TASK STATEMENT :: Can you find the lines of the listing that include "attached" and copy every one?

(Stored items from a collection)
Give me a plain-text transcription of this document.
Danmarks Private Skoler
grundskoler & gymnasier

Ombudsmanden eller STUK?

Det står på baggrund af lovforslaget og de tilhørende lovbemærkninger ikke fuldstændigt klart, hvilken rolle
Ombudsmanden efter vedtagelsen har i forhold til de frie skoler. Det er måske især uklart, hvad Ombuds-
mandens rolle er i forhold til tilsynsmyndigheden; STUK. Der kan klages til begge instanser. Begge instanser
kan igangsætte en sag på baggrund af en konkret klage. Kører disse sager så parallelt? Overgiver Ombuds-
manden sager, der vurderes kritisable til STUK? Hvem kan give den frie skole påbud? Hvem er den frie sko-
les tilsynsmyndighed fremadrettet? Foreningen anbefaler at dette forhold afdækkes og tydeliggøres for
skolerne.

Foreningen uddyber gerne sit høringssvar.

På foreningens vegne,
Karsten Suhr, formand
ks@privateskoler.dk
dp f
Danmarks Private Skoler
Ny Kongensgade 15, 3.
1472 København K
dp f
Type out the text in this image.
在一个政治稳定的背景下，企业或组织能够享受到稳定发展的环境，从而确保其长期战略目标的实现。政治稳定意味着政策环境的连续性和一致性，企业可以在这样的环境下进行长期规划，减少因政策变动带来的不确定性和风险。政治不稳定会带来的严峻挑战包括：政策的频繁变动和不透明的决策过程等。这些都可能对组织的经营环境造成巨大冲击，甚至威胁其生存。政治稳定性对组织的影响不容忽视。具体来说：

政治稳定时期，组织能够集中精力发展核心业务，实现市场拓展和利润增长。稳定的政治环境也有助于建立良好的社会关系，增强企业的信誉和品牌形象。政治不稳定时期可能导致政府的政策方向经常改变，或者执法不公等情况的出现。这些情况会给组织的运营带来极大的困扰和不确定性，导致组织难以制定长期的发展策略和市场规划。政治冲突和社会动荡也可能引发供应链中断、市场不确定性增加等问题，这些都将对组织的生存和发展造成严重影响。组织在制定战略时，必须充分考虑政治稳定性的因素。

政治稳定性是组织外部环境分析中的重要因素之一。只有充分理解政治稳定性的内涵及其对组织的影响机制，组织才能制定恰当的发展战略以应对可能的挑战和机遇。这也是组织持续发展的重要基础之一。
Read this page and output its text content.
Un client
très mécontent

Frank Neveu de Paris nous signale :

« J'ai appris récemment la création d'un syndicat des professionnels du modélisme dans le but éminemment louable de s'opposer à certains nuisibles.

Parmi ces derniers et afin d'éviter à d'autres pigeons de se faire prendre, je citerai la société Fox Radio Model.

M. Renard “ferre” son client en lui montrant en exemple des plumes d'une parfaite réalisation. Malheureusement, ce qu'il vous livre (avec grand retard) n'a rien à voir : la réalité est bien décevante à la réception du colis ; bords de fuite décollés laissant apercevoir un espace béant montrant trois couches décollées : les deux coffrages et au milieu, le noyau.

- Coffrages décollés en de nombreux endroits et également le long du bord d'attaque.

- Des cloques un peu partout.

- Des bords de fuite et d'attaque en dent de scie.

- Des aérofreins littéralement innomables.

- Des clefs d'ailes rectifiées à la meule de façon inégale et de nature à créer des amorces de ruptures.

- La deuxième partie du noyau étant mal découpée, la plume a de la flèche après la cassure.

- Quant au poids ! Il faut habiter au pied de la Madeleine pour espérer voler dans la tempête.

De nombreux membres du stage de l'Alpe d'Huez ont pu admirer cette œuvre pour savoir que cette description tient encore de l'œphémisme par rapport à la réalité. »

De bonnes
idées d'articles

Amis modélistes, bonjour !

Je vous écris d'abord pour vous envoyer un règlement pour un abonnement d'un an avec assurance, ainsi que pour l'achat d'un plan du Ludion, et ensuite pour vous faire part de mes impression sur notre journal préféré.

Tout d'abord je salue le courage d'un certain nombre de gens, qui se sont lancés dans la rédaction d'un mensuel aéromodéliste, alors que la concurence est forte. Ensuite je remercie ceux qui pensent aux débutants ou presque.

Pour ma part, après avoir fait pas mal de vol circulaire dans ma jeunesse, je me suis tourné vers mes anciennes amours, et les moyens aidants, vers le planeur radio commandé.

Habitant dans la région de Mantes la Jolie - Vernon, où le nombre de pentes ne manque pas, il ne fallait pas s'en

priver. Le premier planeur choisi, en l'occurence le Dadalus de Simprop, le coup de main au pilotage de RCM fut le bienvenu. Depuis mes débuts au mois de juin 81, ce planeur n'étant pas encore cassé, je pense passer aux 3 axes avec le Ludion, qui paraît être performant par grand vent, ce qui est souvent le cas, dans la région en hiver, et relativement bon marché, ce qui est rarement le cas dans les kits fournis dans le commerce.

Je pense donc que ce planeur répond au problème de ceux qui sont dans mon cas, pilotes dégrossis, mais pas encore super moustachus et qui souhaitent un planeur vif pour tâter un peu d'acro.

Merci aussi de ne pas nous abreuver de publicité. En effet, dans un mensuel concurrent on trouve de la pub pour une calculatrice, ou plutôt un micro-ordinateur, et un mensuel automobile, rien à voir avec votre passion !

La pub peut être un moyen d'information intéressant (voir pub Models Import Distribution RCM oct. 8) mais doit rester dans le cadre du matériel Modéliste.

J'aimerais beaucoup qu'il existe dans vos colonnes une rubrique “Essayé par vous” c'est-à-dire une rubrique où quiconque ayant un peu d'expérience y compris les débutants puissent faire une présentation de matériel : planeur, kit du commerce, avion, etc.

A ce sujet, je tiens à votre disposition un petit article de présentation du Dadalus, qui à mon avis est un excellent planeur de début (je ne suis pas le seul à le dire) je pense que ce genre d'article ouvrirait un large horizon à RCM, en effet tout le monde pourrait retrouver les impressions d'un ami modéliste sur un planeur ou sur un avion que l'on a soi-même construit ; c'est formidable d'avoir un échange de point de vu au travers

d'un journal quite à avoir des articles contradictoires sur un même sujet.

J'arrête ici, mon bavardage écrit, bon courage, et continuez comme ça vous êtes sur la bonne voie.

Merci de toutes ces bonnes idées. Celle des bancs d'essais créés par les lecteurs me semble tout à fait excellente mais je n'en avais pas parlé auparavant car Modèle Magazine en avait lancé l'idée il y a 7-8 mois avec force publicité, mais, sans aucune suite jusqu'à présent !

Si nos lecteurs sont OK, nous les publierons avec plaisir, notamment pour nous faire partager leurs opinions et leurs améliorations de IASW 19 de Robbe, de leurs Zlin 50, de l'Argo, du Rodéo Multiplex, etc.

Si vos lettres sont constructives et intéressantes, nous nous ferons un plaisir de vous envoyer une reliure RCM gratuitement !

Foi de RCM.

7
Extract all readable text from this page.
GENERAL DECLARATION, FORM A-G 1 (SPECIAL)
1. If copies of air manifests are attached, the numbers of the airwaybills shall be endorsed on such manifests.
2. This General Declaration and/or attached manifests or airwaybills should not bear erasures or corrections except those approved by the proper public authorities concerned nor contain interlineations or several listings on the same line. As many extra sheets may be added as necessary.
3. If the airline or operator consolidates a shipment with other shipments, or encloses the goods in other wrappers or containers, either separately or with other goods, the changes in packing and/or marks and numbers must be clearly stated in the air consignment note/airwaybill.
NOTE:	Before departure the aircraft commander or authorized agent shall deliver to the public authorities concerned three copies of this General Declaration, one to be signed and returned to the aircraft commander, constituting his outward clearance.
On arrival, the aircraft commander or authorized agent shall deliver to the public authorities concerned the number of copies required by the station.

CORRECT RESULT ::
1. If copies of air manifests are attached, the numbers of the airwaybills shall be endorsed on such manifests.
2. This General Declaration and/or attached manifests or airwaybills should not bear erasures or corrections except those approved by the proper public authorities concerned nor contain interlineations or several listings on the same line. As many extra sheets may be added as necessary.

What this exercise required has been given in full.